TASK DIRECTIONS: Copy each line of the records that holds the string "with".

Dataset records

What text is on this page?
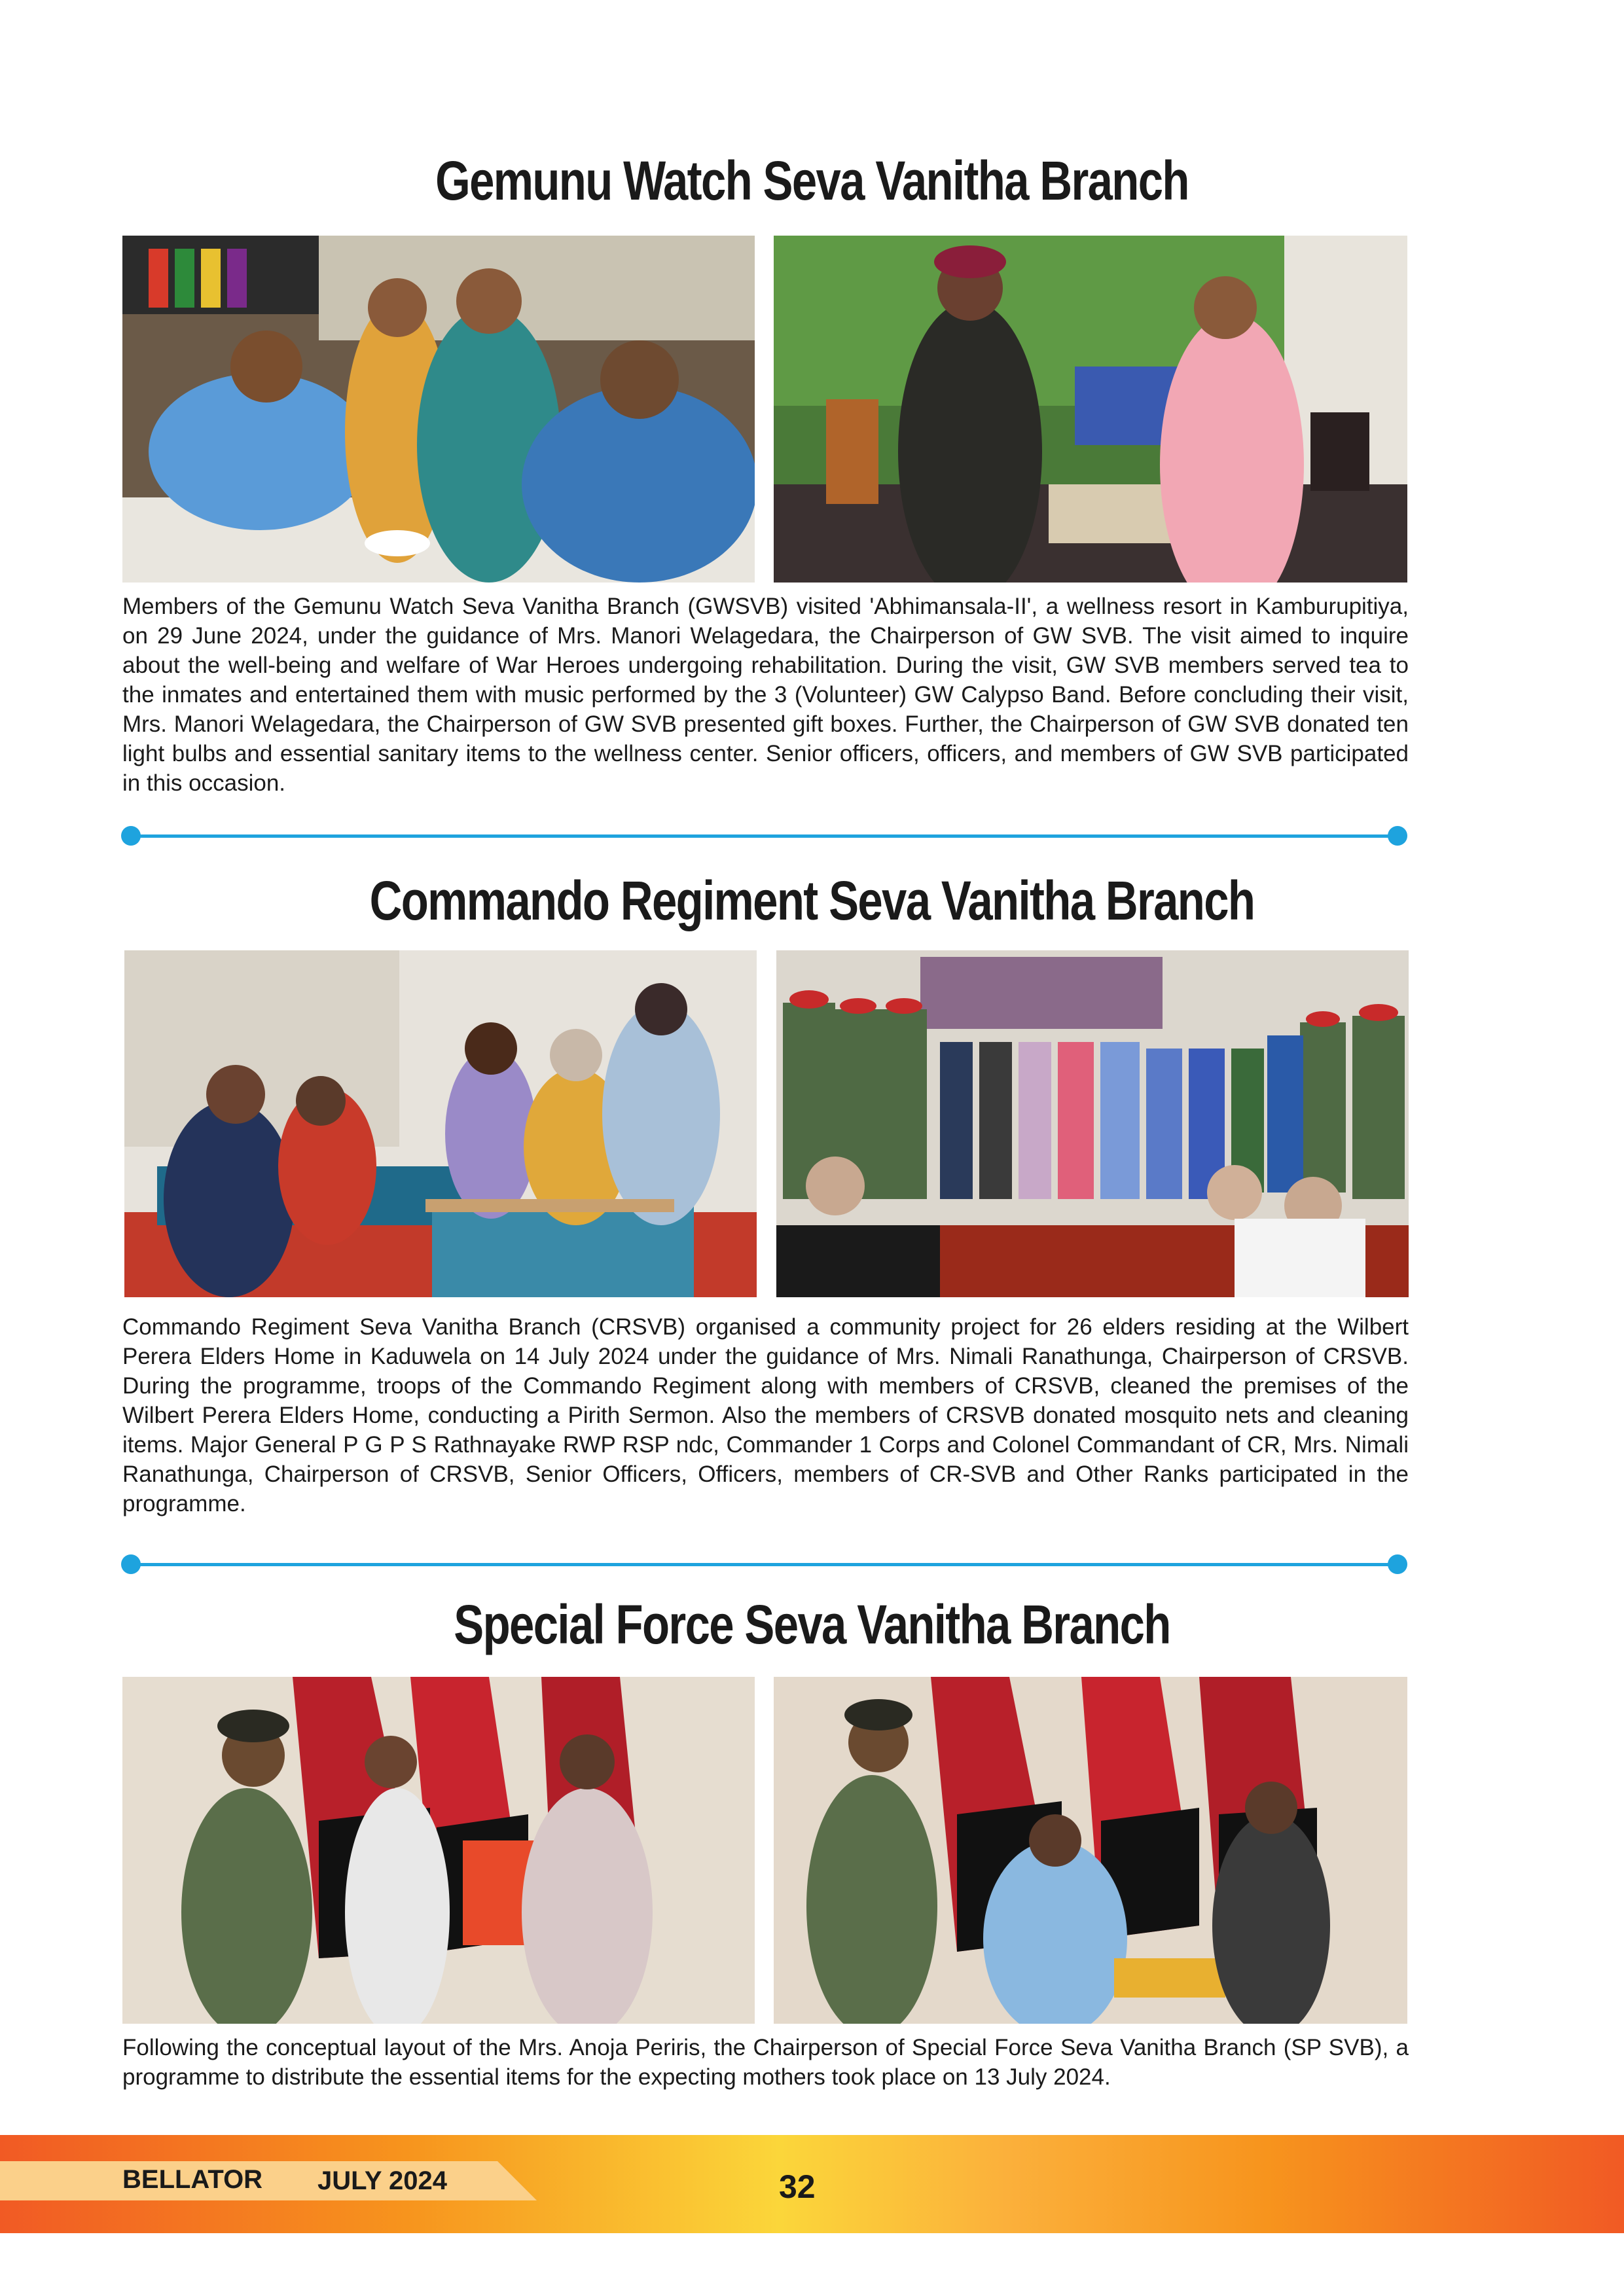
Gemunu Watch Seva Vanitha Branch
Members of the Gemunu Watch Seva Vanitha Branch (GWSVB) visited 'Abhimansala-II', a wellness resort in Kamburupitiya, on 29 June 2024, under the guidance of Mrs. Manori Welagedara, the Chairperson of GW SVB. The visit aimed to inquire about the well-being and welfare of War Heroes undergoing rehabilitation. During the visit, GW SVB members served tea to the inmates and entertained them with music performed by the 3 (Volunteer) GW Calypso Band. Before concluding their visit, Mrs. Manori Welagedara, the Chairperson of GW SVB presented gift boxes. Further, the Chairperson of GW SVB donated ten light bulbs and essential sanitary items to the wellness center. Senior officers, officers, and members of GW SVB participated in this occasion.
Commando Regiment Seva Vanitha Branch
Commando Regiment Seva Vanitha Branch (CRSVB) organised a community project for 26 elders residing at the Wilbert Perera Elders Home in Kaduwela on 14 July 2024 under the guidance of Mrs. Nimali Ranathunga, Chairperson of CRSVB. During the programme, troops of the Commando Regiment along with members of CRSVB, cleaned the premises of the Wilbert Perera Elders Home, conducting a Pirith Sermon. Also the members of CRSVB donated mosquito nets and cleaning items. Major General P G P S Rathnayake RWP RSP ndc, Commander 1 Corps and Colonel Commandant of CR, Mrs. Nimali Ranathunga, Chairperson of CRSVB, Senior Officers, Officers, members of CR-SVB and Other Ranks participated in the programme.
Special Force Seva Vanitha Branch
Following the conceptual layout of the Mrs. Anoja Periris, the Chairperson of Special Force Seva Vanitha Branch (SP SVB), a programme to distribute the essential items for the expecting mothers took place on 13 July 2024.
BELLATOR JULY 2024	32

FULL OUTPUT:
Members of the Gemunu Watch Seva Vanitha Branch (GWSVB) visited 'Abhimansala-II', a wellness resort in Kamburupitiya, on 29 June 2024, under the guidance of Mrs. Manori Welagedara, the Chairperson of GW SVB. The visit aimed to inquire about the well-being and welfare of War Heroes undergoing rehabilitation. During the visit, GW SVB members served tea to the inmates and entertained them with music performed by the 3 (Volunteer) GW Calypso Band. Before concluding their visit, Mrs. Manori Welagedara, the Chairperson of GW SVB presented gift boxes. Further, the Chairperson of GW SVB donated ten light bulbs and essential sanitary items to the wellness center. Senior officers, officers, and members of GW SVB participated in this occasion.
Commando Regiment Seva Vanitha Branch (CRSVB) organised a community project for 26 elders residing at the Wilbert Perera Elders Home in Kaduwela on 14 July 2024 under the guidance of Mrs. Nimali Ranathunga, Chairperson of CRSVB. During the programme, troops of the Commando Regiment along with members of CRSVB, cleaned the premises of the Wilbert Perera Elders Home, conducting a Pirith Sermon. Also the members of CRSVB donated mosquito nets and cleaning items. Major General P G P S Rathnayake RWP RSP ndc, Commander 1 Corps and Colonel Commandant of CR, Mrs. Nimali Ranathunga, Chairperson of CRSVB, Senior Officers, Officers, members of CR-SVB and Other Ranks participated in the programme.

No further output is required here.